PASSAGE FOR REVIEW:
------------------------------
As an athlete and sports personality I feel blessed every time I’m asked to do a charity event that involves physical activity. There is something about getting the blood pumping and the endorphins going that makes the effort all the more exhilarating and rewarding.
Thursday’s ICycle event was right in my wheelhouse.
The financial district of Boston is one of the least likely places to stage a cycling event. Fortunately, for all the participants the bikes were stationary, although the cause we
were riding for is a rapidly growing issue.
Homelessness is everywhere.
Red Sox catcher Jarrod Saltalamacchia challenged the Boston media along with the rest of the public to hop on a bike to benefit “HomeStart” an organization focused on ending and preventing homelessness in the Greater Boston area.
“I wish I could join these media cyclists for the ICycle, but I will be in spring training,” Saltalamacchia said. “The event is sure to be a crowd pleaser as our media friends are giving their time and sweat equity for a cause. Giving back to the community means a lot to me and I appreciate the cyclists efforts.”
Riding a bike for an hour next to WCVB TV’s Bob Halloran, and NESN’s Tom Caron made the trek easy. There was plenty of sports banter and jokes to keep us laughing and moving.
“Hey TC,” I said. “I heard Manny is going to Taiwan to play with the Rhinos. Talk about an elephant in the room.”
“They should start making the movie now,” Caron deadpanned.
We all had a good time for a very serious cause.
“While we want people to have fun at ICycle, we also hope they understand the important message behind it,” said Linda Wood-Boyle, Executive Director of HomeStart. “The ICycle event is just one way we can simulate a fraction of the many challenges those struggling with homelessness must face.”
When I arrived at International Place for my 10:30am time slot, I realized the event was taking place outside on the street corner. For whatever reason, I thought we would be set up in the lobby of the building. I worried that I wore the wrong jacket to keep warm, along with not having a hat or gloves.
I warmed up just fine during the cycle, but it made me wonder about those who live and sleep on the streets without a coat, or hat, or gloves. It made me think of what I take for granted.
------------------------------
Stored items:

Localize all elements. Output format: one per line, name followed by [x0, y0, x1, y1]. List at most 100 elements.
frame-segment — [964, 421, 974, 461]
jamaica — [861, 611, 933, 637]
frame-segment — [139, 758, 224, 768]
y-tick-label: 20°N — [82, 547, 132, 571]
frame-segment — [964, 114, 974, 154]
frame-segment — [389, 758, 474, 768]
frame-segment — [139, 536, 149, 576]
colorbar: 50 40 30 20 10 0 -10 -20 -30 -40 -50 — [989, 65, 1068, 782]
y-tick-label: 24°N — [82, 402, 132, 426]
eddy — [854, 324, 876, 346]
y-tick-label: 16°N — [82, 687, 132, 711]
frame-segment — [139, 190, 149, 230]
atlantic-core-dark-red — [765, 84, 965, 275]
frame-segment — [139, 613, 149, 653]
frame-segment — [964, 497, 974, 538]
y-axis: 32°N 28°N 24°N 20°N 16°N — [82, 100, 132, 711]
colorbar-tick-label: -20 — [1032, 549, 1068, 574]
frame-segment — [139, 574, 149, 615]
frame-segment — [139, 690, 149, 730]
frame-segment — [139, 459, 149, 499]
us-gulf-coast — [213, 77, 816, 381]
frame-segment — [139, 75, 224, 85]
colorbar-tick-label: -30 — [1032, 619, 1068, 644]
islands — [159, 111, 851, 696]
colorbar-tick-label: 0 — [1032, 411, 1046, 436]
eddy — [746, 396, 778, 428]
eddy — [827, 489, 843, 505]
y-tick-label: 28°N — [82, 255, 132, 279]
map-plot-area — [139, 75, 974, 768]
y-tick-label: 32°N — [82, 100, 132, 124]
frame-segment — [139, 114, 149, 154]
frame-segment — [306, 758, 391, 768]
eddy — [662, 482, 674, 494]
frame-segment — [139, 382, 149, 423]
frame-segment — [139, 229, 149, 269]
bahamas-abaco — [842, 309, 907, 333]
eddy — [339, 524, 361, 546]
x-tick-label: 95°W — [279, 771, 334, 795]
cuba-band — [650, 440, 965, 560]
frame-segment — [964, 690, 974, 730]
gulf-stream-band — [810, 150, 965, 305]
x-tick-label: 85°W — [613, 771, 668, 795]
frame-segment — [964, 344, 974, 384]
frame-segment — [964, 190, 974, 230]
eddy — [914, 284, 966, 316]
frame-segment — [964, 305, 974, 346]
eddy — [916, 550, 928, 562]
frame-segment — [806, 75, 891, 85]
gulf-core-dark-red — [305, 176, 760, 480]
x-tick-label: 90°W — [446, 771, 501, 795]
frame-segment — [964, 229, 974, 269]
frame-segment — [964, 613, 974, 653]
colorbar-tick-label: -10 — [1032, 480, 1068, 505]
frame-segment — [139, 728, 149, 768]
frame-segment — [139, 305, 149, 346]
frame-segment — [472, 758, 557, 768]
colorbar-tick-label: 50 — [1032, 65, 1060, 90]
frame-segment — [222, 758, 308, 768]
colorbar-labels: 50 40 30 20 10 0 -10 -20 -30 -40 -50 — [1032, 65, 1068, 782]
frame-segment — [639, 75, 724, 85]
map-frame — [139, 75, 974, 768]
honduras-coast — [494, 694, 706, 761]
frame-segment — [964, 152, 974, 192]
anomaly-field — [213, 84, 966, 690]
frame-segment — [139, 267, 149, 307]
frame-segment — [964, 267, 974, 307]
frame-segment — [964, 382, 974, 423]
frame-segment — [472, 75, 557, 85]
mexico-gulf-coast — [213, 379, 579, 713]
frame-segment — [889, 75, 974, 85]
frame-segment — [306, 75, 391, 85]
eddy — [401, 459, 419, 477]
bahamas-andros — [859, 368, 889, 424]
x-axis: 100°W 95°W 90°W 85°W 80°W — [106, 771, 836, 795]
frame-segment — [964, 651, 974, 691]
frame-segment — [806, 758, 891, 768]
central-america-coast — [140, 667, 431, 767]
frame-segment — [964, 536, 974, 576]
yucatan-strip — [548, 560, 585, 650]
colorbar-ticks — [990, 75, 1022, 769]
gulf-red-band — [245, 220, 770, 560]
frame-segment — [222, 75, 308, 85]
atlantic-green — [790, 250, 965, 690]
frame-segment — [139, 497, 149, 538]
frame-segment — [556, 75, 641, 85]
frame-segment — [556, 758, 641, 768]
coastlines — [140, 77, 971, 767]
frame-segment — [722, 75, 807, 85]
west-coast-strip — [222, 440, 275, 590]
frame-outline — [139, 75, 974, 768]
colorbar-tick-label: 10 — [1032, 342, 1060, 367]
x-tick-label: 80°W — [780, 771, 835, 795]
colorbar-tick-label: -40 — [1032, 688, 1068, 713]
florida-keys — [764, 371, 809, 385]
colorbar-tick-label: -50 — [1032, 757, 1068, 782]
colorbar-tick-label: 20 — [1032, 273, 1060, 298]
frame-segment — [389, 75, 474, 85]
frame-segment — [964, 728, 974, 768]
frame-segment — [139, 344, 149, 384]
------------------------------
TASK DIRECTIONS: In the piece on the ICycle event, why did the writer worry about being dressed wrong on arriving at International Place?

SOLUTION FOR THIS PROBLEM: The event was set up outside on the street corner, although the writer had expected it to be in the building's lobby. That left the writer concerned that the jacket worn would not be warm enough, with no hat or gloves either.